En résumé, les vendeurs d’objets ou de services en ligne ne devront plus facturer la TVA sur la base de leur pays d’origine, mais sur celle du pays du destinataire. Évidemment, comme rien n’est simple, cette harmonisation de traitement ne s’accompagne d’une harmonisation des tarifs et, du coup, ça veut dire en clair “28 TVA différentes”, allant de 3% à 23%.

Passé un premier temps à lire le bazar, qui est à peu près aussi lisible que, mettons, une directive européenne – et un deuxième temps, qui a impliqué de se frapper la tête sur le bureau de façon brutale et répétitive – je n’ai pas pu m’empêcher de faire le rapprochement avec une autre annonce, ce mercredi matin, d’un projet de loi en France pour empêcher la vente d’immobilier entre particuliers.

En gros, j’ai la douloureuse impression que, de plus en plus, nos autorités – qu’elles soient politiques ou économiques – voient d’un très mauvais œil ce qui échappe à leur contrôle. Tout pour la grande industrie, de moins en moins pour les petits indépendants – ceci alors qu’Internet est devenu un outil crédible pour financer une activité artistique éloignée des circuits médiatisés.

···

CONSIGNE: Indiquez si chacune des affirmations suivantes est conforme au texte sur la TVA, en répondant par oui ou par non et en citant les mots décisifs du texte. (a) Les vendeurs en ligne factureront la TVA selon le pays du destinataire. (b) Le projet de loi annoncé en France vise à faciliter la vente d'immobilier entre particuliers. (c) Les taux de TVA concernés vont de 3 % à 23 %.

···

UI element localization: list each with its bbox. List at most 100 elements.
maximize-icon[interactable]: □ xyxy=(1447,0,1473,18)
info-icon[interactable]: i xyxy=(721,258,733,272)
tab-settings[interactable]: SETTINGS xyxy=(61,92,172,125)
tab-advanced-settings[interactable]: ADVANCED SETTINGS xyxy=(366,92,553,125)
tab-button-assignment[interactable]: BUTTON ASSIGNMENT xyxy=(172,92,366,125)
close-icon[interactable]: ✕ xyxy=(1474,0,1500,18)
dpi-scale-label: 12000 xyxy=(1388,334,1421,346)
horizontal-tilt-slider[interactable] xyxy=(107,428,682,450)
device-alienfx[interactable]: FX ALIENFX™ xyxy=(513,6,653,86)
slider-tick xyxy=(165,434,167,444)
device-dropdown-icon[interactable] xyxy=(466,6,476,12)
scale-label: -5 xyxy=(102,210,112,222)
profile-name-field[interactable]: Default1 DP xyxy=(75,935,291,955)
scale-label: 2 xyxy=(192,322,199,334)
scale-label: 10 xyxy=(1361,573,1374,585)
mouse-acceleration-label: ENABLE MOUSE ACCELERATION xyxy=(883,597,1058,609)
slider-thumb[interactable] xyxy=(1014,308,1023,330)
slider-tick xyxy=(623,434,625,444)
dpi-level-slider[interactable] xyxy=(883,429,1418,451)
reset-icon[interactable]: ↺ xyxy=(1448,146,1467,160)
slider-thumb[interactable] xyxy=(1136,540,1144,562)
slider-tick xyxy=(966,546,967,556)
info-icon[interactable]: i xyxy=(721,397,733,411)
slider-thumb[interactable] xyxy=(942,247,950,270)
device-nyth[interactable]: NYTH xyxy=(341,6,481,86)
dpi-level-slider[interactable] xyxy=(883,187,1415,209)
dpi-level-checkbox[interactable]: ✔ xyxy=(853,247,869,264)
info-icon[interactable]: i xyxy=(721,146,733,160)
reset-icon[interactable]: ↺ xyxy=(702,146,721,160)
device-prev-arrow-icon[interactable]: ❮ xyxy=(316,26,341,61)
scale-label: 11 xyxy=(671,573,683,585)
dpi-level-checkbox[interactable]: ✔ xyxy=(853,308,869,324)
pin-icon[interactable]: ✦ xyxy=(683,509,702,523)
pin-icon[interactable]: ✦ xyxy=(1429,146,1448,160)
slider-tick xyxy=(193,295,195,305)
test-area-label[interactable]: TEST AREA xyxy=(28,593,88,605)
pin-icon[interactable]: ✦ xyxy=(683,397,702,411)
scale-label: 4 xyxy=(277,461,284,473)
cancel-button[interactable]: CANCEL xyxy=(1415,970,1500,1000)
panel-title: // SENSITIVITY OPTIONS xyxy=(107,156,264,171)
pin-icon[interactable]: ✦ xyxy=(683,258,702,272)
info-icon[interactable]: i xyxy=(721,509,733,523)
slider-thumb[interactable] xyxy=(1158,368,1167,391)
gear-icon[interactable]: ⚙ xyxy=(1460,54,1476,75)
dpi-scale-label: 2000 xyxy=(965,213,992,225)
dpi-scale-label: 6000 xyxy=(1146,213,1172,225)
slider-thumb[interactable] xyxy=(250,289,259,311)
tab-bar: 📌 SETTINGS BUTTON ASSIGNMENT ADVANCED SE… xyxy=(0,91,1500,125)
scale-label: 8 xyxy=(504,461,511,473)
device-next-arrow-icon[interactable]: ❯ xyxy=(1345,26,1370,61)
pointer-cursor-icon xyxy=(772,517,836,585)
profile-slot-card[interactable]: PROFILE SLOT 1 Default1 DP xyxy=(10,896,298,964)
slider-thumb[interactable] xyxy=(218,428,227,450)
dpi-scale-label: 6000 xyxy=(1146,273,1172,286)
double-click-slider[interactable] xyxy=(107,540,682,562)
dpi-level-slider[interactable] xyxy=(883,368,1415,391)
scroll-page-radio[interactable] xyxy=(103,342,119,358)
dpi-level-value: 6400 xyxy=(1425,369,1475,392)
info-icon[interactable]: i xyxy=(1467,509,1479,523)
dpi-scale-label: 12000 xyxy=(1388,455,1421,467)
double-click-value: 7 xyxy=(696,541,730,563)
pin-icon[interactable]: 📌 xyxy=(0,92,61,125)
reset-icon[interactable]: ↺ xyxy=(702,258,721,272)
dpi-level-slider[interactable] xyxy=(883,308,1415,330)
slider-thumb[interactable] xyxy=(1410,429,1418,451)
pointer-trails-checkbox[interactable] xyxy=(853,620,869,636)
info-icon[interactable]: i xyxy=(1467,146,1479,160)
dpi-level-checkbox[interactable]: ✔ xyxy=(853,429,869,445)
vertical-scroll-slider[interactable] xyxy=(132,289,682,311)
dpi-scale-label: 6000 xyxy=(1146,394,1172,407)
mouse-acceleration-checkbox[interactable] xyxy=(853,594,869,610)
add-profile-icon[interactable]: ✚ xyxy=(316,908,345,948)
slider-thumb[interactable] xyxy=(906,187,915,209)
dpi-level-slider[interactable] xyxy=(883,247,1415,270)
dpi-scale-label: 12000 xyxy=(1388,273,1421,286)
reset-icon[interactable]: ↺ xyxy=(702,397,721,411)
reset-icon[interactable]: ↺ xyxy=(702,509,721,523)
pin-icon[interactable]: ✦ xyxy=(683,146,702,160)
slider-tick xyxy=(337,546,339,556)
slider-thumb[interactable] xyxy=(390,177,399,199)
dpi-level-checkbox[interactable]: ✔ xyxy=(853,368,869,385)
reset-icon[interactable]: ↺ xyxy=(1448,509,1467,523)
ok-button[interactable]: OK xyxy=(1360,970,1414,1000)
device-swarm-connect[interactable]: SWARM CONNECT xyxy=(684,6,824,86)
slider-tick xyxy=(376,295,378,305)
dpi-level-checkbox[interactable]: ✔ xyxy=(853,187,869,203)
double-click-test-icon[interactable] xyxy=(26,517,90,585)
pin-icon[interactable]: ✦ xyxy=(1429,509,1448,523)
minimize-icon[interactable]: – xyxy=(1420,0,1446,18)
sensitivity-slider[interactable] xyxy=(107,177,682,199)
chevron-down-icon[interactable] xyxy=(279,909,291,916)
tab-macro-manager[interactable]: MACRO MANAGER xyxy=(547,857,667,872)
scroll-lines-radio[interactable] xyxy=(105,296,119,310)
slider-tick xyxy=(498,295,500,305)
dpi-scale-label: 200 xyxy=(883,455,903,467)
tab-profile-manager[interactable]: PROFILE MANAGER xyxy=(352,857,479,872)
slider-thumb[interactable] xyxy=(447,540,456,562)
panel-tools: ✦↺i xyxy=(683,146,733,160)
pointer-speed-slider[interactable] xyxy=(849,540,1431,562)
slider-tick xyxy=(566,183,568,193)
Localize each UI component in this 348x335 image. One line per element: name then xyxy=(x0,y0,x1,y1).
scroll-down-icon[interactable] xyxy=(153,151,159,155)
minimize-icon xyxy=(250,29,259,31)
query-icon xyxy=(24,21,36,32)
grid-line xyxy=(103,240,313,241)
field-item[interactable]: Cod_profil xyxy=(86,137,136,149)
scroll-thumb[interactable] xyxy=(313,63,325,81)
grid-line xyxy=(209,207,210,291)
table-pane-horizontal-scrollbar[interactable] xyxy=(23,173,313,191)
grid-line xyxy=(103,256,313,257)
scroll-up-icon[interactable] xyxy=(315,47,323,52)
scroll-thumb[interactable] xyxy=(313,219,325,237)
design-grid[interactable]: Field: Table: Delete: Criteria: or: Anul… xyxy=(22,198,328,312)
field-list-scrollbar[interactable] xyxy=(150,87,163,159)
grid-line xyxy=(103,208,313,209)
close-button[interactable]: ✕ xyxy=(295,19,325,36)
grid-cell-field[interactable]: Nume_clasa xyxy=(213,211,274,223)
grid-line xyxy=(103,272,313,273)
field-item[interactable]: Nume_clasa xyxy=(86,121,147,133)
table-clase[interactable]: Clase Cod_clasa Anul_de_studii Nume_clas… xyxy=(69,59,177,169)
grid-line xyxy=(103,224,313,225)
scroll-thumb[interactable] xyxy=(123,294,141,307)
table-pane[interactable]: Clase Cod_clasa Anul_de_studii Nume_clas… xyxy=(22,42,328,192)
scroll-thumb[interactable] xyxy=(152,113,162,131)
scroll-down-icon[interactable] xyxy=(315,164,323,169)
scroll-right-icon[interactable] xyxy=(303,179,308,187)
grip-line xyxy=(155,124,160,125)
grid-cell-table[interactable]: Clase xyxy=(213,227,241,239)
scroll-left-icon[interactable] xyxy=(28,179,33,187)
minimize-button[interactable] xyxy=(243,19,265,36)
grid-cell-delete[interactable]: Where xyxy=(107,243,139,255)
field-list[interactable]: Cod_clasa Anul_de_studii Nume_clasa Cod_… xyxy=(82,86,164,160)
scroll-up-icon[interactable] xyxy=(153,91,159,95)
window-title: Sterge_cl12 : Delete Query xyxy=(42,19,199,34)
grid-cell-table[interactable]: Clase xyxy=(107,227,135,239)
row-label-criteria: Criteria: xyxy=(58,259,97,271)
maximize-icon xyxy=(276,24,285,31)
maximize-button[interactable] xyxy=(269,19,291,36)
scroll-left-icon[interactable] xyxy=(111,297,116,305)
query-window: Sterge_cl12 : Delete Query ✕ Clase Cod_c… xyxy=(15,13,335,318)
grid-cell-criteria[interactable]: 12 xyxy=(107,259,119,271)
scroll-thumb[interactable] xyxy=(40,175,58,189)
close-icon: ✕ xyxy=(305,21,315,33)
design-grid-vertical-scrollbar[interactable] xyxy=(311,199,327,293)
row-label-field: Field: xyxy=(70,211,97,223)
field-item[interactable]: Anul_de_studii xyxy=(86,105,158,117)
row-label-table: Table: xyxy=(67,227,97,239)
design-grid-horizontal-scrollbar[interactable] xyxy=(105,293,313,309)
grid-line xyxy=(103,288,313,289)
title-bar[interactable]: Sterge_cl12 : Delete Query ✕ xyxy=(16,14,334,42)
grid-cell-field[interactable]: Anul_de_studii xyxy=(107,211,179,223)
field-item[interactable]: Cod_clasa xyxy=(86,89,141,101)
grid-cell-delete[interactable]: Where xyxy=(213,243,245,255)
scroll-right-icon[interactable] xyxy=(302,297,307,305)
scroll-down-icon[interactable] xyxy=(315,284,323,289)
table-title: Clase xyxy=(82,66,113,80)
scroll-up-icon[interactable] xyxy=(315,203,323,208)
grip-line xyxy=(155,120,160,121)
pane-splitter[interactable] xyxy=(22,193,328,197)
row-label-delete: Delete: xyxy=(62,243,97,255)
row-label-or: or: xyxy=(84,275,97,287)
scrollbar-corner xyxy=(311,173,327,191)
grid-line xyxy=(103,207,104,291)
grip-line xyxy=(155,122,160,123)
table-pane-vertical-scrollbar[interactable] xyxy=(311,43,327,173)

···

RÉPONSE:
(a) Oui : « ne devront plus facturer la TVA sur la base de leur pays d’origine, mais sur celle du pays du destinataire ».
(b) Non : « un projet de loi en France pour empêcher la vente d’immobilier entre particuliers ».
(c) Oui : « allant de 3% à 23% ».